╔══

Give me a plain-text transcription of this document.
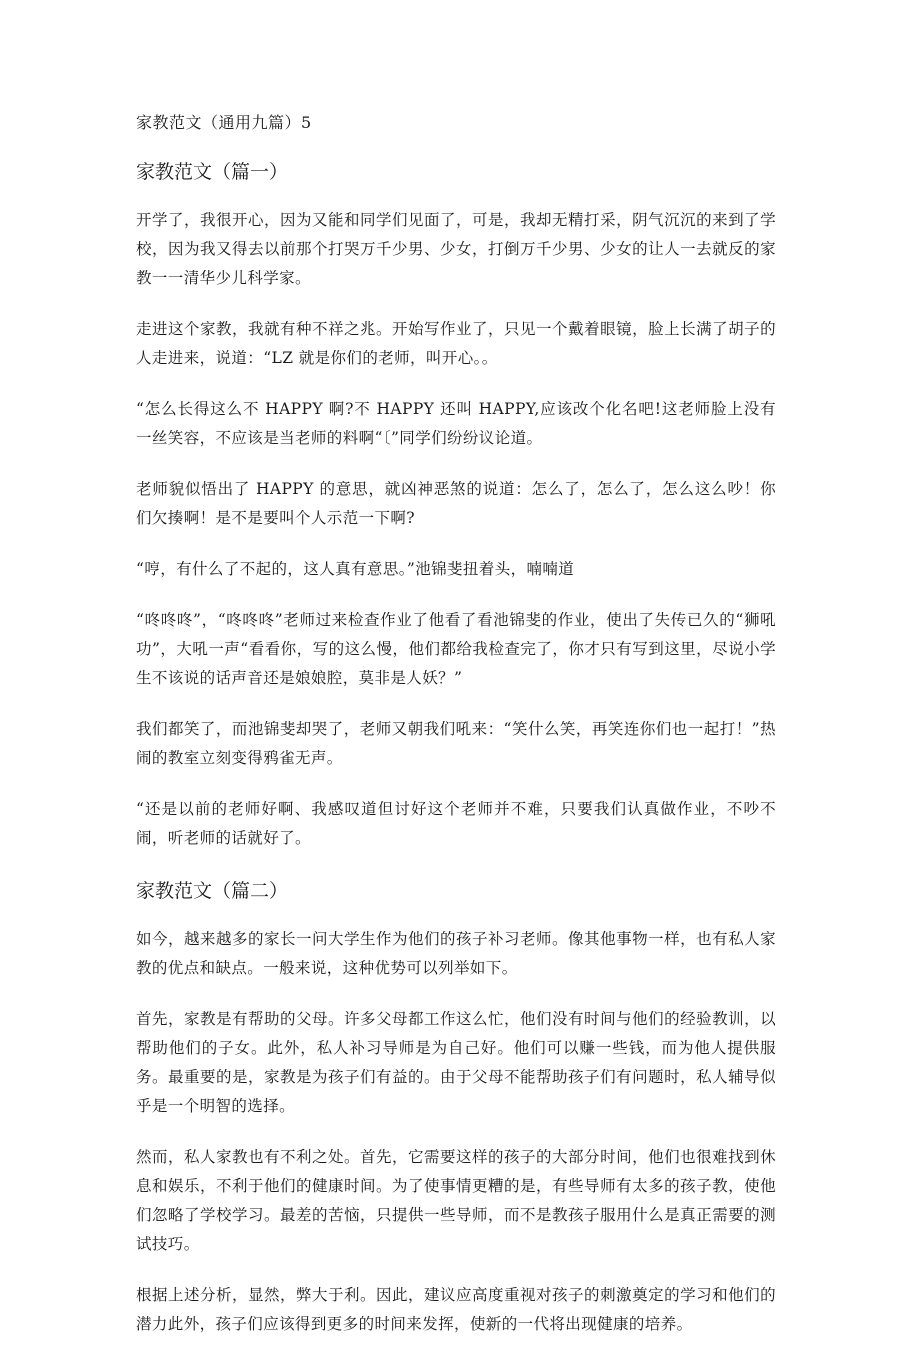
家教范文（通用九篇）5
家教范文（篇一）

开学了，我很开心，因为又能和同学们见面了，可是，我却无精打采，阴气沉沉的来到了学校，因为我又得去以前那个打哭万千少男、少女，打倒万千少男、少女的让人一去就反的家教一一清华少儿科学家。

走进这个家教，我就有种不祥之兆。开始写作业了，只见一个戴着眼镜，脸上长满了胡子的人走进来，说道：“LZ 就是你们的老师，叫开心。。

“怎么长得这么不 HAPPY 啊?不 HAPPY 还叫 HAPPY,应该改个化名吧!这老师脸上没有一丝笑容，不应该是当老师的料啊“〔”同学们纷纷议论道。

老师貌似悟出了 HAPPY 的意思，就凶神恶煞的说道：怎么了，怎么了，怎么这么吵！你们欠揍啊！是不是要叫个人示范一下啊?

“哼，有什么了不起的，这人真有意思。”池锦斐扭着头，喃喃道

“咚咚咚”，“咚咚咚”老师过来检查作业了他看了看池锦斐的作业，使出了失传已久的“狮吼功”，大吼一声“看看你，写的这么慢，他们都给我检查完了，你才只有写到这里，尽说小学生不该说的话声音还是娘娘腔，莫非是人妖？”

我们都笑了，而池锦斐却哭了，老师又朝我们吼来：“笑什么笑，再笑连你们也一起打！”热闹的教室立刻变得鸦雀无声。

“还是以前的老师好啊、我感叹道但讨好这个老师并不难，只要我们认真做作业，不吵不闹，听老师的话就好了。

家教范文（篇二）

如今，越来越多的家长一问大学生作为他们的孩子补习老师。像其他事物一样，也有私人家教的优点和缺点。一般来说，这种优势可以列举如下。

首先，家教是有帮助的父母。许多父母都工作这么忙，他们没有时间与他们的经验教训，以帮助他们的子女。此外，私人补习导师是为自己好。他们可以赚一些钱，而为他人提供服务。最重要的是，家教是为孩子们有益的。由于父母不能帮助孩子们有问题时，私人辅导似乎是一个明智的选择。

然而，私人家教也有不利之处。首先，它需要这样的孩子的大部分时间，他们也很难找到休息和娱乐，不利于他们的健康时间。为了使事情更糟的是，有些导师有太多的孩子教，使他们忽略了学校学习。最差的苦恼，只提供一些导师，而不是教孩子服用什么是真正需要的测试技巧。

根据上述分析，显然，弊大于利。因此，建议应高度重视对孩子的刺激奠定的学习和他们的潜力此外，孩子们应该得到更多的时间来发挥，使新的一代将出现健康的培养。
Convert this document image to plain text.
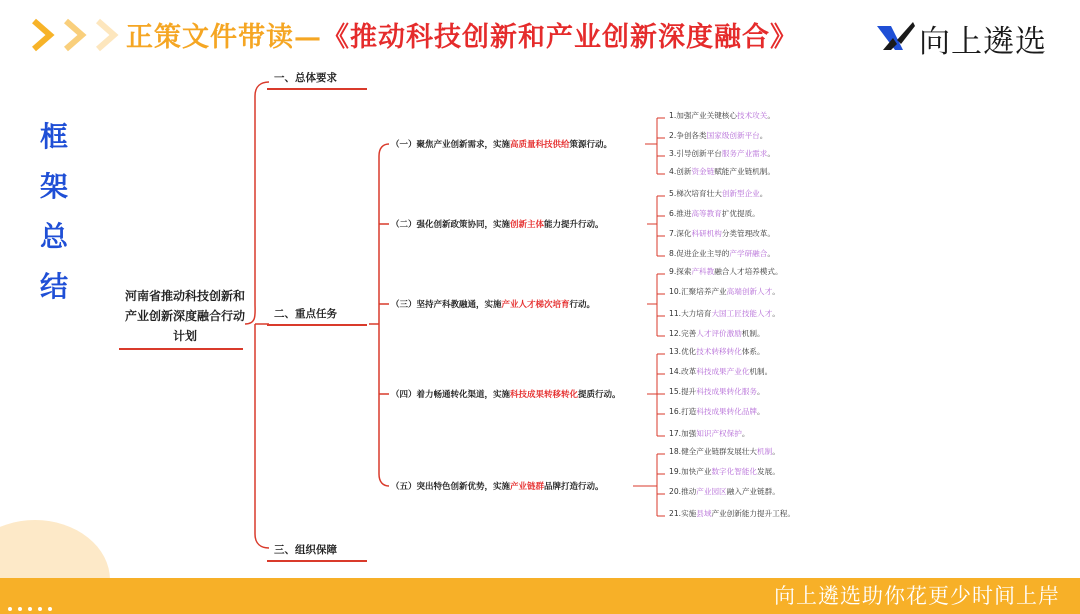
正策文件带读—《推动科技创新和产业创新深度融合》	向上遴选
框架总结	河南省推动科技创新和产业创新深度融合行动计划
一、总体要求
二、重点任务
三、组织保障
（一）聚焦产业创新需求，实施高质量科技供给策源行动。
（二）强化创新政策协同，实施创新主体能力提升行动。
（三）坚持产科教融通，实施产业人才梯次培育行动。
（四）着力畅通转化渠道，实施科技成果转移转化提质行动。
（五）突出特色创新优势，实施产业链群品牌打造行动。
1.加强产业关键核心技术攻关。
2.争创各类国家级创新平台。
3.引导创新平台服务产业需求。
4.创新资金链赋能产业链机制。
5.梯次培育壮大创新型企业。
6.推进高等教育扩优提质。
7.深化科研机构分类管理改革。
8.促进企业主导的产学研融合。
9.探索产科教融合人才培养模式。
10.汇聚培养产业高端创新人才。
11.大力培育大国工匠技能人才。
12.完善人才评价激励机制。
13.优化技术转移转化体系。
14.改革科技成果产业化机制。
15.提升科技成果转化服务。
16.打造科技成果转化品牌。
17.加强知识产权保护。
18.健全产业链群发展壮大机制。
19.加快产业数字化智能化发展。
20.推动产业园区融入产业链群。
21.实施县域产业创新能力提升工程。
向上遴选助你花更少时间上岸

╚══

> Requirements
Work out how many lines in the entries hold the string "document". Your answer should consist solely of that number.

> Result
2